# Your goal:
Repeat the listing exactly as given, omitting every image.

++++++++++

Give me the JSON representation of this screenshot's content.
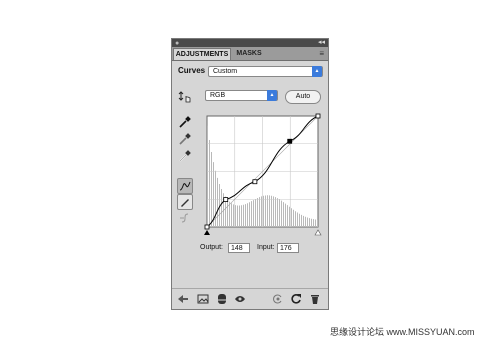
{
  "panel": {
    "tabs": [
      {
        "label": "ADJUSTMENTS"
      },
      {
        "label": "MASKS"
      }
    ],
    "title_controls": {
      "collapse": "◂◂"
    },
    "preset_label": "Curves",
    "preset_value": "Custom",
    "channel_value": "RGB",
    "auto_button": "Auto",
    "output_label": "Output:",
    "output_value": "148",
    "input_label": "Input:",
    "input_value": "176"
  },
  "curve": {
    "points": [
      [
        0,
        0
      ],
      [
        43,
        63
      ],
      [
        110,
        104
      ],
      [
        190,
        197
      ],
      [
        255,
        255
      ]
    ],
    "accent": "#000000",
    "histogram_color": "#b9b9b9",
    "grid_divisions": 4
  },
  "watermark": "思缘设计论坛 www.MISSYUAN.com",
  "colors": {
    "panel_bg": "#d6d6d6",
    "titlebar": "#4a4a4a",
    "dropdown_arrow": "#3b7bdc"
  }
}
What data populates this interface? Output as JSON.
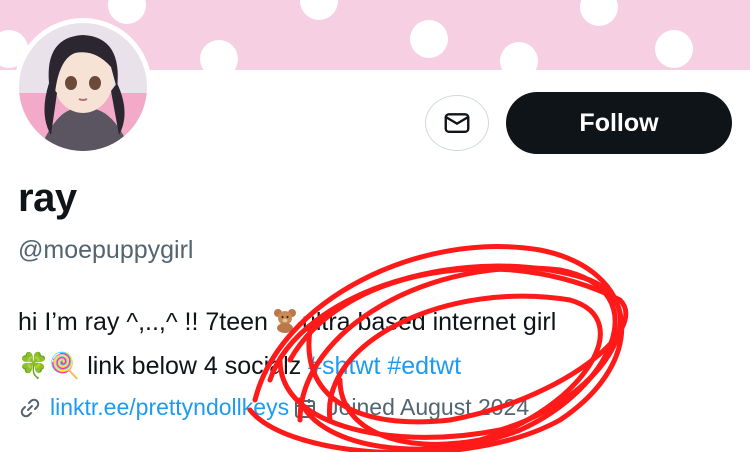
{
  "profile": {
    "name": "ray",
    "handle": "@moepuppygirl",
    "follow_label": "Follow",
    "bio_line1_a": "hi I’m ray ^,..,^ !! 7teen",
    "bio_line1_b": "ultra based internet girl",
    "bio_line2_a": "🍀🍭 link below 4 socialz",
    "hashtag1": "#shtwt",
    "hashtag2": "#edtwt",
    "link": "linktr.ee/prettyndollkeys",
    "joined": "Joined August 2024"
  },
  "icons": {
    "message": "envelope-icon",
    "link": "link-icon",
    "calendar": "calendar-icon",
    "bear": "teddy-bear-emoji"
  },
  "colors": {
    "banner": "#f6cfe2",
    "follow_bg": "#0f1419",
    "link": "#1d9bf0",
    "muted": "#536471",
    "annotation": "#ff0000"
  }
}
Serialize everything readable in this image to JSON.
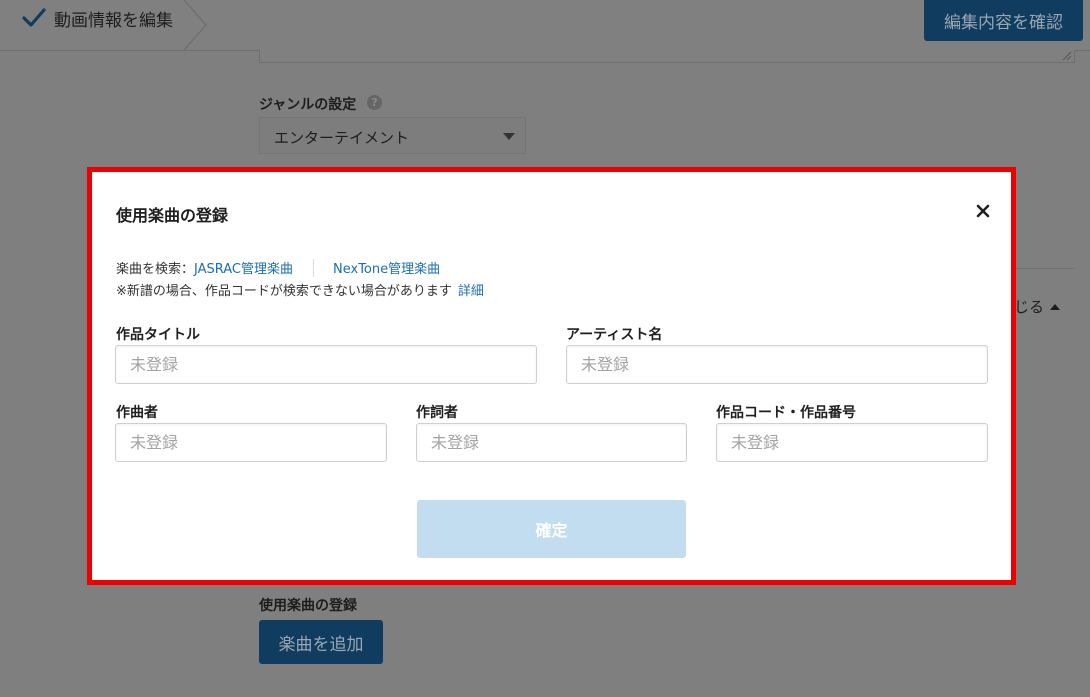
{
  "header": {
    "breadcrumb_label": "動画情報を編集",
    "confirm_button_label": "編集内容を確認"
  },
  "page": {
    "genre_label": "ジャンルの設定",
    "genre_help": "?",
    "genre_value": "エンターテイメント",
    "collapse_toggle_label": "じる",
    "music_section_label": "使用楽曲の登録",
    "add_music_button_label": "楽曲を追加"
  },
  "modal": {
    "title": "使用楽曲の登録",
    "search_prefix": "楽曲を検索：",
    "jasrac_link": "JASRAC管理楽曲",
    "nextone_link": "NexTone管理楽曲",
    "note_text": "※新譜の場合、作品コードが検索できない場合があります",
    "detail_link": "詳細",
    "fields": {
      "title": {
        "label": "作品タイトル",
        "placeholder": "未登録",
        "value": ""
      },
      "artist": {
        "label": "アーティスト名",
        "placeholder": "未登録",
        "value": ""
      },
      "composer": {
        "label": "作曲者",
        "placeholder": "未登録",
        "value": ""
      },
      "lyricist": {
        "label": "作詞者",
        "placeholder": "未登録",
        "value": ""
      },
      "work_code": {
        "label": "作品コード・作品番号",
        "placeholder": "未登録",
        "value": ""
      }
    },
    "ok_button_label": "確定"
  },
  "colors": {
    "overlay_bg": "#7f7f7f",
    "primary_dark": "#0f3c5f",
    "link": "#1a6eb5",
    "modal_highlight_border": "#ee0000",
    "ok_button_disabled": "#c2ddef"
  },
  "icons": [
    "check-icon",
    "help-icon",
    "caret-down-icon",
    "caret-up-icon",
    "close-icon",
    "resize-icon"
  ]
}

++++++++++

# Response to the exercise:
Give me the JSON representation of this screenshot's content.
{
  "panel": {
    "tabs": [
      {
        "label": "ADJUSTMENTS"
      },
      {
        "label": "MASKS"
      }
    ],
    "title_controls": {
      "collapse": "◂◂"
    },
    "preset_label": "Curves",
    "preset_value": "Custom",
    "channel_value": "RGB",
    "auto_button": "Auto",
    "output_label": "Output:",
    "output_value": "148",
    "input_label": "Input:",
    "input_value": "176"
  },
  "curve": {
    "points": [
      [
        0,
        0
      ],
      [
        43,
        63
      ],
      [
        110,
        104
      ],
      [
        190,
        197
      ],
      [
        255,
        255
      ]
    ],
    "accent": "#000000",
    "histogram_color": "#b9b9b9",
    "grid_divisions": 4
  },
  "watermark": "思缘设计论坛 www.MISSYUAN.com",
  "colors": {
    "panel_bg": "#d6d6d6",
    "titlebar": "#4a4a4a",
    "dropdown_arrow": "#3b7bdc"
  }
}
What data populates this interface? Output as JSON.
{
  "profile": {
    "name": "ray",
    "handle": "@moepuppygirl",
    "follow_label": "Follow",
    "bio_line1_a": "hi I’m ray ^,..,^ !! 7teen",
    "bio_line1_b": "ultra based internet girl",
    "bio_line2_a": "🍀🍭 link below 4 socialz",
    "hashtag1": "#shtwt",
    "hashtag2": "#edtwt",
    "link": "linktr.ee/prettyndollkeys",
    "joined": "Joined August 2024"
  },
  "icons": {
    "message": "envelope-icon",
    "link": "link-icon",
    "calendar": "calendar-icon",
    "bear": "teddy-bear-emoji"
  },
  "colors": {
    "banner": "#f6cfe2",
    "follow_bg": "#0f1419",
    "link": "#1d9bf0",
    "muted": "#536471",
    "annotation": "#ff0000"
  }
}
Serialize everything readable in this image to JSON.
{
  "header": {
    "breadcrumb_label": "動画情報を編集",
    "confirm_button_label": "編集内容を確認"
  },
  "page": {
    "genre_label": "ジャンルの設定",
    "genre_help": "?",
    "genre_value": "エンターテイメント",
    "collapse_toggle_label": "じる",
    "music_section_label": "使用楽曲の登録",
    "add_music_button_label": "楽曲を追加"
  },
  "modal": {
    "title": "使用楽曲の登録",
    "search_prefix": "楽曲を検索：",
    "jasrac_link": "JASRAC管理楽曲",
    "nextone_link": "NexTone管理楽曲",
    "note_text": "※新譜の場合、作品コードが検索できない場合があります",
    "detail_link": "詳細",
    "fields": {
      "title": {
        "label": "作品タイトル",
        "placeholder": "未登録",
        "value": ""
      },
      "artist": {
        "label": "アーティスト名",
        "placeholder": "未登録",
        "value": ""
      },
      "composer": {
        "label": "作曲者",
        "placeholder": "未登録",
        "value": ""
      },
      "lyricist": {
        "label": "作詞者",
        "placeholder": "未登録",
        "value": ""
      },
      "work_code": {
        "label": "作品コード・作品番号",
        "placeholder": "未登録",
        "value": ""
      }
    },
    "ok_button_label": "確定"
  },
  "colors": {
    "overlay_bg": "#7f7f7f",
    "primary_dark": "#0f3c5f",
    "link": "#1a6eb5",
    "modal_highlight_border": "#ee0000",
    "ok_button_disabled": "#c2ddef"
  },
  "icons": [
    "check-icon",
    "help-icon",
    "caret-down-icon",
    "caret-up-icon",
    "close-icon",
    "resize-icon"
  ]
}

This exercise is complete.